WHAT YOU ARE ASKED TO DO.
Copy every line of the data that includes the string "недостижения".

Collected data
+ + + + + + +
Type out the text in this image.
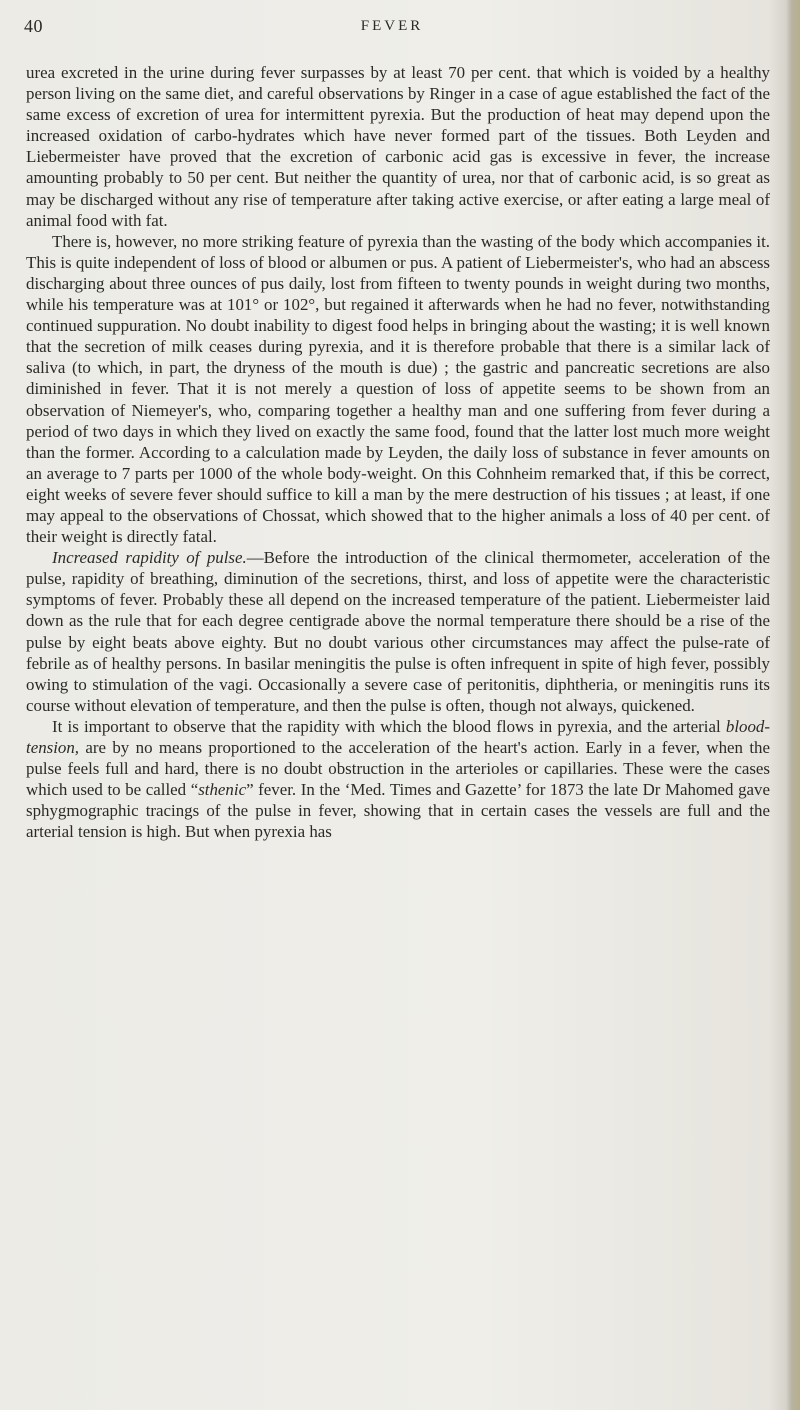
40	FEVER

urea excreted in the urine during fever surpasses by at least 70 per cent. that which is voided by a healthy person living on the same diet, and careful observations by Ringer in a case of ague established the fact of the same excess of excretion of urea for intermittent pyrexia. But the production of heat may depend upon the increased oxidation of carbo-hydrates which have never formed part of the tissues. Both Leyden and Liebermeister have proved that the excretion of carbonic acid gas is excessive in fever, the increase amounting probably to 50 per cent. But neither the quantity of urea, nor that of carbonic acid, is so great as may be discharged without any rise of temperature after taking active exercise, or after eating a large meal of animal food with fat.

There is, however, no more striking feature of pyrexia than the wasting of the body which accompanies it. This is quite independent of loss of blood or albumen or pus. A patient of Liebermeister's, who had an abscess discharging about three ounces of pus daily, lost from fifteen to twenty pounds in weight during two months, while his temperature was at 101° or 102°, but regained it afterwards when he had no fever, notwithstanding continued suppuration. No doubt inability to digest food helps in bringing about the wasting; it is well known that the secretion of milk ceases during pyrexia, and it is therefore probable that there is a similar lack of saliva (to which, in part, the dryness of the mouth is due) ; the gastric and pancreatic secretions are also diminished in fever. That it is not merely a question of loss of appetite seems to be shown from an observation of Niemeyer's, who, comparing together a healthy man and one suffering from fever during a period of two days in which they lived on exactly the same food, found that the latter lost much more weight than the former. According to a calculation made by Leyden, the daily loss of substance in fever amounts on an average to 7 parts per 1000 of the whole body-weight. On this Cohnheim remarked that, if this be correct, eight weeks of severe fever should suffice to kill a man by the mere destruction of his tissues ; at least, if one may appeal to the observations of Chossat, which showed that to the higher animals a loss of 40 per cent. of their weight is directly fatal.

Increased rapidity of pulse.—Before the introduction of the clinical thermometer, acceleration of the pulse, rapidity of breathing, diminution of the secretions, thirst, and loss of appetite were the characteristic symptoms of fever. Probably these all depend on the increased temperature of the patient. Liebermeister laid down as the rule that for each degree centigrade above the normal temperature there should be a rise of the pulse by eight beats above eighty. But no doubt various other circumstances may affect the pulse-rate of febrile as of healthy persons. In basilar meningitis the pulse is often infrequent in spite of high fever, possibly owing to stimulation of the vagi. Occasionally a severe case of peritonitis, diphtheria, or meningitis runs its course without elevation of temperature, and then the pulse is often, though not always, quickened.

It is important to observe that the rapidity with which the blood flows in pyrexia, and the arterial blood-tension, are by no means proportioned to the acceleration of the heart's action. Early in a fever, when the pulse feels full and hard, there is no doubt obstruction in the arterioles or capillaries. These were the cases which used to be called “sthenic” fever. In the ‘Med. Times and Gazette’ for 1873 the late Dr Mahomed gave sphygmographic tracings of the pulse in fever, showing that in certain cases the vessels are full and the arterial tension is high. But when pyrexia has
+ + + + + + +
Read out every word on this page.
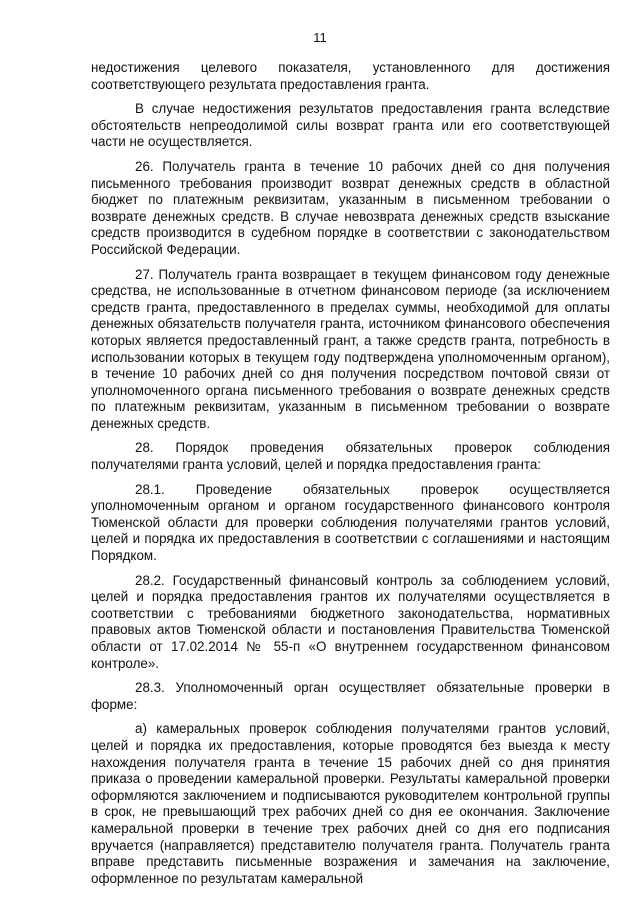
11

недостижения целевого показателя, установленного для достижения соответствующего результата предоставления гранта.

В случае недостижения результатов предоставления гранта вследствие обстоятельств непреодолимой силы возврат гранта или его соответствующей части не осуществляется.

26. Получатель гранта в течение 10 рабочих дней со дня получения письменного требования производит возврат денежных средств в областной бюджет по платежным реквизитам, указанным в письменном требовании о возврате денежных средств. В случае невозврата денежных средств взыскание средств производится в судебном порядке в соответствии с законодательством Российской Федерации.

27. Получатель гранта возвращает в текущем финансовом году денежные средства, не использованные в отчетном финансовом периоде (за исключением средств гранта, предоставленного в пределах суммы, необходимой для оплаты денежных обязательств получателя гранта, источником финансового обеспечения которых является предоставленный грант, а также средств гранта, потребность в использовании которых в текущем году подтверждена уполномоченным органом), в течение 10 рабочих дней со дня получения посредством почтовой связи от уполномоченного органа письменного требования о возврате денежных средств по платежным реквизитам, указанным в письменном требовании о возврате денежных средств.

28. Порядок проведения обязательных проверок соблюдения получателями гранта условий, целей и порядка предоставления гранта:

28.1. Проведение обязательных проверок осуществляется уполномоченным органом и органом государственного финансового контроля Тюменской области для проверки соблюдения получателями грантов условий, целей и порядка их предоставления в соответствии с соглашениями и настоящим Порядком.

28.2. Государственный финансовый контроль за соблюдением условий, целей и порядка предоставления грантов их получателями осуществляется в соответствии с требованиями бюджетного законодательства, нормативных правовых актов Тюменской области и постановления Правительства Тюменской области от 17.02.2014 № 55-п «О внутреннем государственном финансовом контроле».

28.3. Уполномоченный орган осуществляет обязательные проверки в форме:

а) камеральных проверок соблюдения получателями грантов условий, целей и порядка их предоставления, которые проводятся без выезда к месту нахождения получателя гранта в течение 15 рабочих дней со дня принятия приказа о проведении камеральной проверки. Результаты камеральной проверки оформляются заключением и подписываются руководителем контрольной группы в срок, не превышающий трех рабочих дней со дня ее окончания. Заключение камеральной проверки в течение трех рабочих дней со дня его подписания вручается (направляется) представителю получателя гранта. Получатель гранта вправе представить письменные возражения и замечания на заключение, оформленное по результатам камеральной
+ + + + + + +
THE COMPLETED TASK.
недостижения целевого показателя, установленного для достижения соответствующего результата предоставления гранта.
В случае недостижения результатов предоставления гранта вследствие обстоятельств непреодолимой силы возврат гранта или его соответствующей части не осуществляется.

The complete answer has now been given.